#### [MATERIALS PROVIDED]
◇ ◇ ◇ ◇ ◇ ◇ ◇

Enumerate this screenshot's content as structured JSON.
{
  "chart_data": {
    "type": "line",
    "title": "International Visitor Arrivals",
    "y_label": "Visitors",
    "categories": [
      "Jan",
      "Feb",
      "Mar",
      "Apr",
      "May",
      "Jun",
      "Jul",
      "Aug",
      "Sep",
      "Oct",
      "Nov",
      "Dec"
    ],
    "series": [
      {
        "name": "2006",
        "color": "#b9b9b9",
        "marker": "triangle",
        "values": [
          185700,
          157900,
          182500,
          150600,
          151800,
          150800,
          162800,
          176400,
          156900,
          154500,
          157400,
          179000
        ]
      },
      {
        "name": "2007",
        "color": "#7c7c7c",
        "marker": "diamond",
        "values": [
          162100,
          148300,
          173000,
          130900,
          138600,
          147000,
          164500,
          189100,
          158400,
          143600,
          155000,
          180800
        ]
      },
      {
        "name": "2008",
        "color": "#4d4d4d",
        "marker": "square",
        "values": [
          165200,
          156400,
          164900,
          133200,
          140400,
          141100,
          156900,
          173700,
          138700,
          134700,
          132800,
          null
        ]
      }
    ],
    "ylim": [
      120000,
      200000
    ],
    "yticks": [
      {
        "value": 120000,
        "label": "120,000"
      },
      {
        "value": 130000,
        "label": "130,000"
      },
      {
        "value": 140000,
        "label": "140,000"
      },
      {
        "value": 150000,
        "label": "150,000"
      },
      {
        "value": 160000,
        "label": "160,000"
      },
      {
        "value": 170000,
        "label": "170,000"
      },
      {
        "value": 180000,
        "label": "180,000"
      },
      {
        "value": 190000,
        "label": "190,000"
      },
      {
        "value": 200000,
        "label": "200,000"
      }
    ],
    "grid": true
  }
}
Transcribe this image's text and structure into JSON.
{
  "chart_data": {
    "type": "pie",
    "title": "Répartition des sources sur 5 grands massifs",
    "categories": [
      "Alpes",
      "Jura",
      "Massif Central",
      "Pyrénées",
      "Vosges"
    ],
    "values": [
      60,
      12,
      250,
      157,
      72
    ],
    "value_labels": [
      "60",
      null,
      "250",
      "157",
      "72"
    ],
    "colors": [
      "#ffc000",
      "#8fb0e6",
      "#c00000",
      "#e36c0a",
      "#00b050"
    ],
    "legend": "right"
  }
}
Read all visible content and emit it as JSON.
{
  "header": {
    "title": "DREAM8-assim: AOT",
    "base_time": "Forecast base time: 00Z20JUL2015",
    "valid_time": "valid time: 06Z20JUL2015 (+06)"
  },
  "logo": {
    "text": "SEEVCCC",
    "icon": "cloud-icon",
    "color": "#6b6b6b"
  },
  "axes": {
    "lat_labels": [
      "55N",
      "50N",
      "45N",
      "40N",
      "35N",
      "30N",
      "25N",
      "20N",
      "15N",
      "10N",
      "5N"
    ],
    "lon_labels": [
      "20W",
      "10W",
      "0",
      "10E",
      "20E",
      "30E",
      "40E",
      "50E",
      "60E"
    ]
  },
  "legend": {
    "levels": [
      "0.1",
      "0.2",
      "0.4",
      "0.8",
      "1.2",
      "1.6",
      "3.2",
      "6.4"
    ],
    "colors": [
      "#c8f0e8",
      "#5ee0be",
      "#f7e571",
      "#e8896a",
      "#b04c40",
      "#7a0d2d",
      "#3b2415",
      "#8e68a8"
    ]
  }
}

◇ ◇ ◇ ◇ ◇ ◇ ◇

#### [WHAT IS EXPECTED]
Your task is to output all of the data above word for word.

#### [RESULT OF THIS TASK]
Enumerate this screenshot's content as structured JSON.
{
  "chart_data": {
    "type": "line",
    "title": "International Visitor Arrivals",
    "y_label": "Visitors",
    "categories": [
      "Jan",
      "Feb",
      "Mar",
      "Apr",
      "May",
      "Jun",
      "Jul",
      "Aug",
      "Sep",
      "Oct",
      "Nov",
      "Dec"
    ],
    "series": [
      {
        "name": "2006",
        "color": "#b9b9b9",
        "marker": "triangle",
        "values": [
          185700,
          157900,
          182500,
          150600,
          151800,
          150800,
          162800,
          176400,
          156900,
          154500,
          157400,
          179000
        ]
      },
      {
        "name": "2007",
        "color": "#7c7c7c",
        "marker": "diamond",
        "values": [
          162100,
          148300,
          173000,
          130900,
          138600,
          147000,
          164500,
          189100,
          158400,
          143600,
          155000,
          180800
        ]
      },
      {
        "name": "2008",
        "color": "#4d4d4d",
        "marker": "square",
        "values": [
          165200,
          156400,
          164900,
          133200,
          140400,
          141100,
          156900,
          173700,
          138700,
          134700,
          132800,
          null
        ]
      }
    ],
    "ylim": [
      120000,
      200000
    ],
    "yticks": [
      {
        "value": 120000,
        "label": "120,000"
      },
      {
        "value": 130000,
        "label": "130,000"
      },
      {
        "value": 140000,
        "label": "140,000"
      },
      {
        "value": 150000,
        "label": "150,000"
      },
      {
        "value": 160000,
        "label": "160,000"
      },
      {
        "value": 170000,
        "label": "170,000"
      },
      {
        "value": 180000,
        "label": "180,000"
      },
      {
        "value": 190000,
        "label": "190,000"
      },
      {
        "value": 200000,
        "label": "200,000"
      }
    ],
    "grid": true
  }
}
Transcribe this image's text and structure into JSON.
{
  "chart_data": {
    "type": "pie",
    "title": "Répartition des sources sur 5 grands massifs",
    "categories": [
      "Alpes",
      "Jura",
      "Massif Central",
      "Pyrénées",
      "Vosges"
    ],
    "values": [
      60,
      12,
      250,
      157,
      72
    ],
    "value_labels": [
      "60",
      null,
      "250",
      "157",
      "72"
    ],
    "colors": [
      "#ffc000",
      "#8fb0e6",
      "#c00000",
      "#e36c0a",
      "#00b050"
    ],
    "legend": "right"
  }
}
Read all visible content and emit it as JSON.
{
  "header": {
    "title": "DREAM8-assim: AOT",
    "base_time": "Forecast base time: 00Z20JUL2015",
    "valid_time": "valid time: 06Z20JUL2015 (+06)"
  },
  "logo": {
    "text": "SEEVCCC",
    "icon": "cloud-icon",
    "color": "#6b6b6b"
  },
  "axes": {
    "lat_labels": [
      "55N",
      "50N",
      "45N",
      "40N",
      "35N",
      "30N",
      "25N",
      "20N",
      "15N",
      "10N",
      "5N"
    ],
    "lon_labels": [
      "20W",
      "10W",
      "0",
      "10E",
      "20E",
      "30E",
      "40E",
      "50E",
      "60E"
    ]
  },
  "legend": {
    "levels": [
      "0.1",
      "0.2",
      "0.4",
      "0.8",
      "1.2",
      "1.6",
      "3.2",
      "6.4"
    ],
    "colors": [
      "#c8f0e8",
      "#5ee0be",
      "#f7e571",
      "#e8896a",
      "#b04c40",
      "#7a0d2d",
      "#3b2415",
      "#8e68a8"
    ]
  }
}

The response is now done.